## Your task
The string "values" appears in some lines of the entries that follow; copy each such line.

## Materials provided
_ _ _ _ _ _ _

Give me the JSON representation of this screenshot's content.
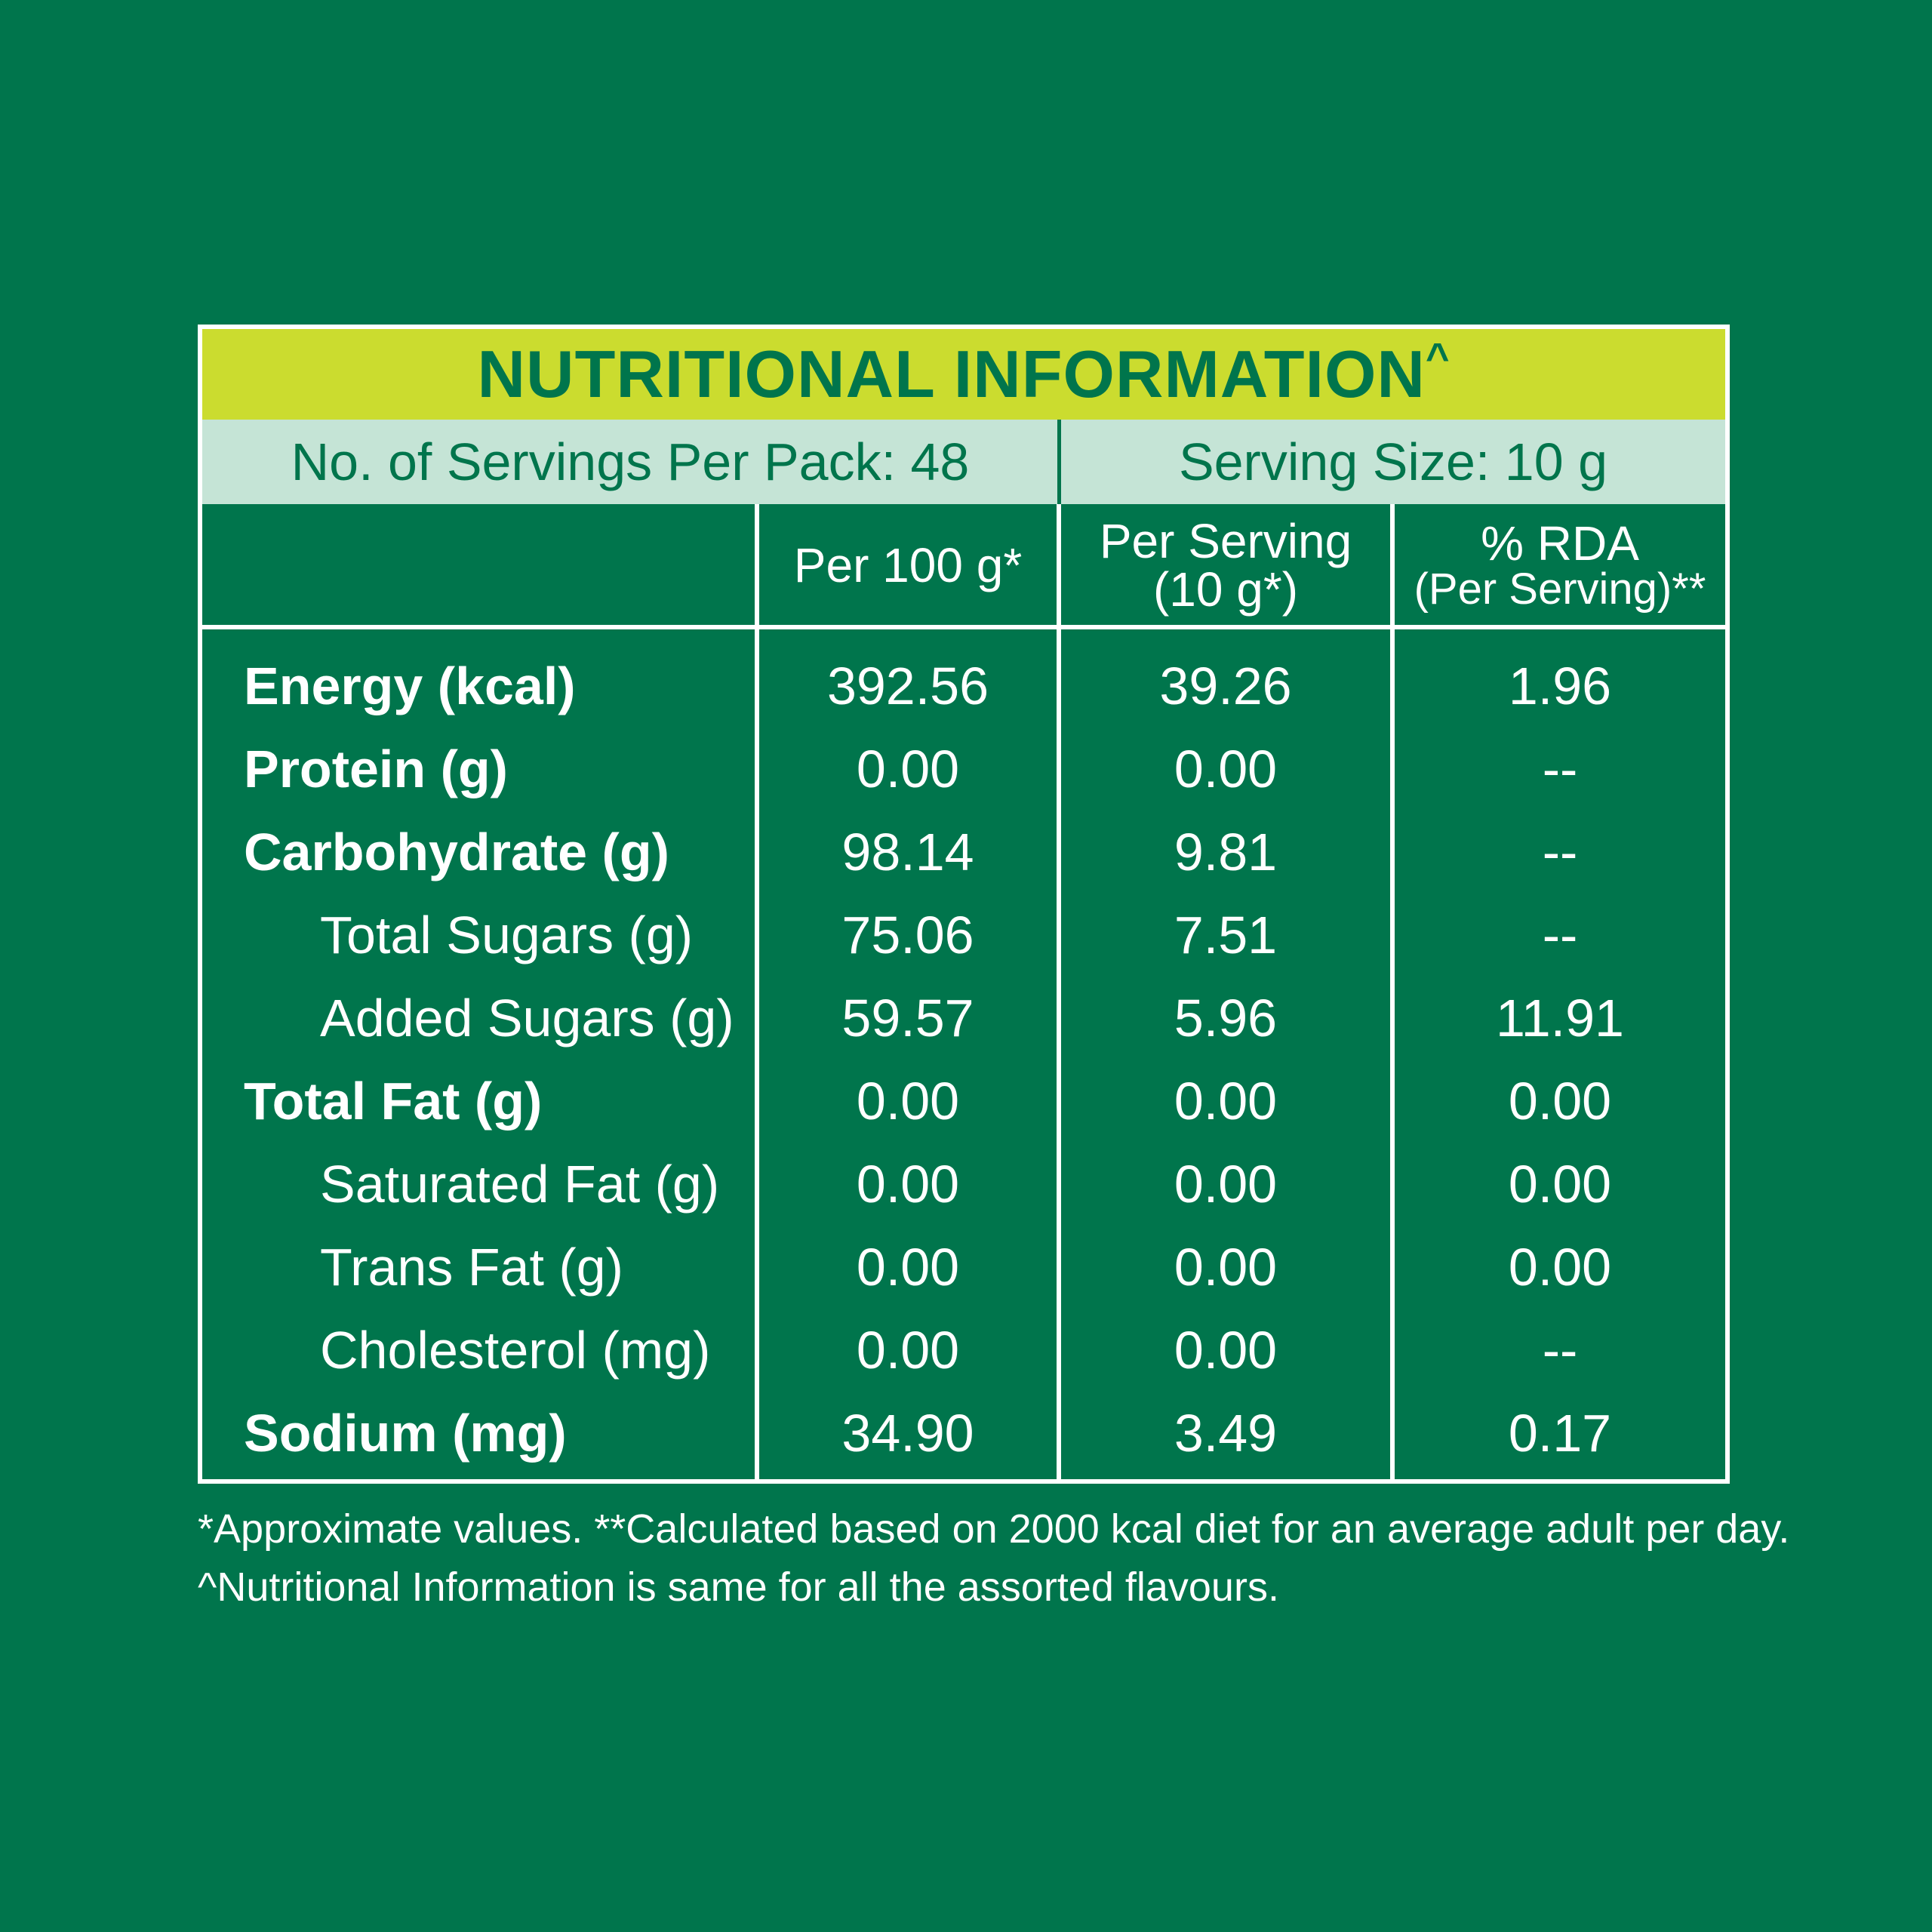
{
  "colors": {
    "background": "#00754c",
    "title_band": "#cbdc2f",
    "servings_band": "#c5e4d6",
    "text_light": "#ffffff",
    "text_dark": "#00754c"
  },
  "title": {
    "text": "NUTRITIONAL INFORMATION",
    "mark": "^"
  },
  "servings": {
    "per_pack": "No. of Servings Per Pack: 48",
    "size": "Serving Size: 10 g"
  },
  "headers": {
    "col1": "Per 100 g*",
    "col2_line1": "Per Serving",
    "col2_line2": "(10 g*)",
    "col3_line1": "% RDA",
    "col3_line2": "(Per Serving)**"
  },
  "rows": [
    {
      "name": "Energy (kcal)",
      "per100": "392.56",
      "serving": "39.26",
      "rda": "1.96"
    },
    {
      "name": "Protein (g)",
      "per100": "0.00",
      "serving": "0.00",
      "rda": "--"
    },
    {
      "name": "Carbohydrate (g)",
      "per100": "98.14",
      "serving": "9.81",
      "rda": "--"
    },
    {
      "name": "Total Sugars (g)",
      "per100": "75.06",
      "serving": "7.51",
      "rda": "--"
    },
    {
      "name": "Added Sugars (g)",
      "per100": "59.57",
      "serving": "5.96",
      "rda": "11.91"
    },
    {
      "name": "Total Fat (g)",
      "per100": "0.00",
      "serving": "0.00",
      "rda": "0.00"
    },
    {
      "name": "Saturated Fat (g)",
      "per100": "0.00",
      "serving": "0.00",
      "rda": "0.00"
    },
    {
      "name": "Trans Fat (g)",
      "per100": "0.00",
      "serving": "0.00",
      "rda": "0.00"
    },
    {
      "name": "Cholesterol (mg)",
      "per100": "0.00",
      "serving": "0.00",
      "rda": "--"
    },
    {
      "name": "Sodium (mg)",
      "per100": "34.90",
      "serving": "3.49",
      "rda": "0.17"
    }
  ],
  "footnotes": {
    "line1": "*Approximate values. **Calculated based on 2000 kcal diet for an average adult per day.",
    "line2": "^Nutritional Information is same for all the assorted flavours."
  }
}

_ _ _ _ _ _ _

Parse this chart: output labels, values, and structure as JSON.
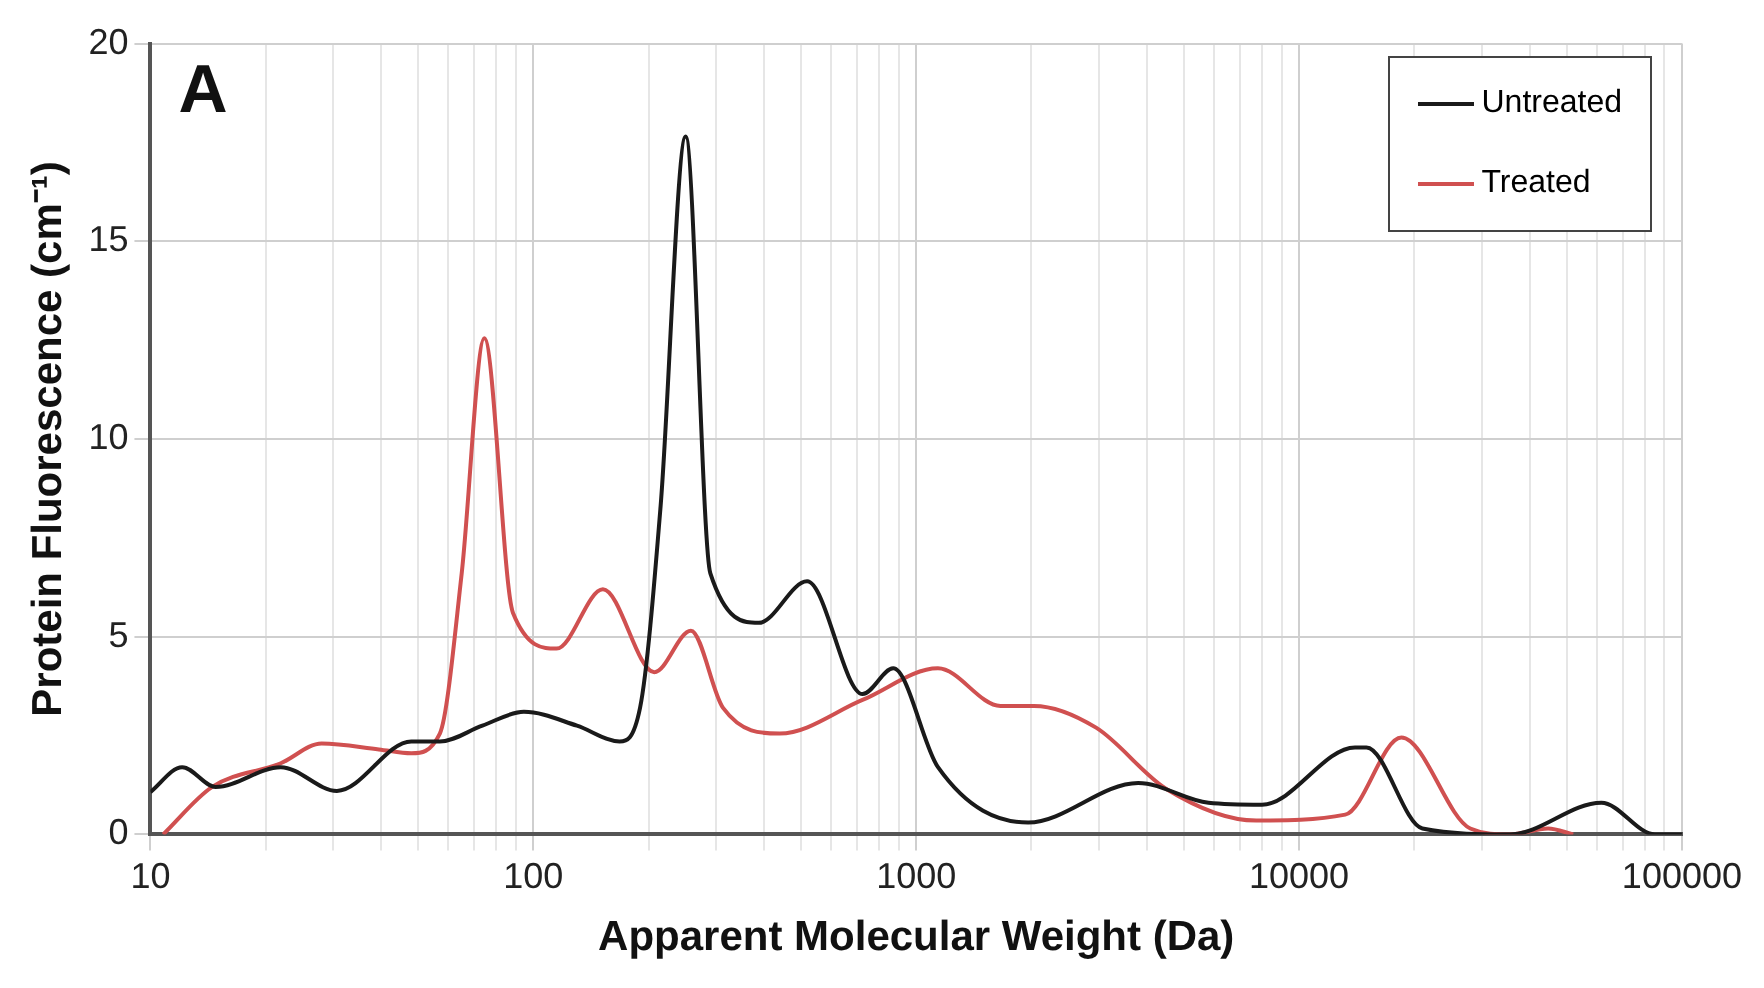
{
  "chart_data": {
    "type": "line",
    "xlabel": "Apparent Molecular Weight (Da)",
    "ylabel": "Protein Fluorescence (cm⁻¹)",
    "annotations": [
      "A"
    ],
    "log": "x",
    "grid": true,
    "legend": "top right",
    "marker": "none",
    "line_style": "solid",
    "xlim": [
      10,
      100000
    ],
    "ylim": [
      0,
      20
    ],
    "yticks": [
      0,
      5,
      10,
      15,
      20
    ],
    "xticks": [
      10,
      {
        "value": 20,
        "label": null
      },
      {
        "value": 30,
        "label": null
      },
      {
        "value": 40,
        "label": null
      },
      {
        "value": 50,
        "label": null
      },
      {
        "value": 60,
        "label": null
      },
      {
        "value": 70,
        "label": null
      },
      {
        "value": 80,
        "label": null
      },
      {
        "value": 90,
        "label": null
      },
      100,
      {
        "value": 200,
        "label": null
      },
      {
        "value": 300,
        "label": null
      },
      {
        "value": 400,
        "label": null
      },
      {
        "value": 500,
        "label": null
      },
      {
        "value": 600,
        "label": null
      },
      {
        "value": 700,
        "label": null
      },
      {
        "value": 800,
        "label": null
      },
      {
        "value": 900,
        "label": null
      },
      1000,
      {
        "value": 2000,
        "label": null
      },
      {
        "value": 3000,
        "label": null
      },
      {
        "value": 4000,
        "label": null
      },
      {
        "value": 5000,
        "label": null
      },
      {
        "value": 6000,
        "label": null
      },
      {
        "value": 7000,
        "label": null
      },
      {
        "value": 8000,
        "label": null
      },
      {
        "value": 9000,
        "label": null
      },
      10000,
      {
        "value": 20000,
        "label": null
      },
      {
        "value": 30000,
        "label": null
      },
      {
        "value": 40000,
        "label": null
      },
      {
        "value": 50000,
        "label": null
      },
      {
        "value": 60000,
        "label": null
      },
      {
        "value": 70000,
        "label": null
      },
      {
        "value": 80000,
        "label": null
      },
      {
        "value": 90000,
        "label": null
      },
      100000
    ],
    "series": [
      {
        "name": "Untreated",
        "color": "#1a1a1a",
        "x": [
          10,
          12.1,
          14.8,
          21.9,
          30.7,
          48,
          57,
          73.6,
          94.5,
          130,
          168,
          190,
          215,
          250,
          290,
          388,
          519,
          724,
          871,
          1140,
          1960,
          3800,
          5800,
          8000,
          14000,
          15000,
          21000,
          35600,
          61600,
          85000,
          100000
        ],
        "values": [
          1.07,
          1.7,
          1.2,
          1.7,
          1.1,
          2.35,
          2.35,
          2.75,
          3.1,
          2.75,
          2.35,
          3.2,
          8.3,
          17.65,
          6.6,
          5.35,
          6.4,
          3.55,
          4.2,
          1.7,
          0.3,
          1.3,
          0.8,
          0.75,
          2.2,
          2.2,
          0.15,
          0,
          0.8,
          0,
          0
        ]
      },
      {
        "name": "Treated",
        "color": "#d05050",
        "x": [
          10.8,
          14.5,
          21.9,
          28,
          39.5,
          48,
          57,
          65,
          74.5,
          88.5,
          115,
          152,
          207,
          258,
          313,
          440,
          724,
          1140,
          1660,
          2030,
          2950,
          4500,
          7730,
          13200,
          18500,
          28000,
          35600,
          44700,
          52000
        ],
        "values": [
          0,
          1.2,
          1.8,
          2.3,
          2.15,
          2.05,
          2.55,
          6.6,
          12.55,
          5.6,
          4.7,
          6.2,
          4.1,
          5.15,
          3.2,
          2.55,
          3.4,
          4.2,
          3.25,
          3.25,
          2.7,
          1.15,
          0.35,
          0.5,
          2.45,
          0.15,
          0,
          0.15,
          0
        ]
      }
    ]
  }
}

_ _ _ _ _ _ _

## Answer box
    "line1": "*Approximate values. **Calculated based on 2000 kcal diet for an average adult per day.",
Parse this chart: output labels, values, and structure as JSON.
        "values": [
        "values": [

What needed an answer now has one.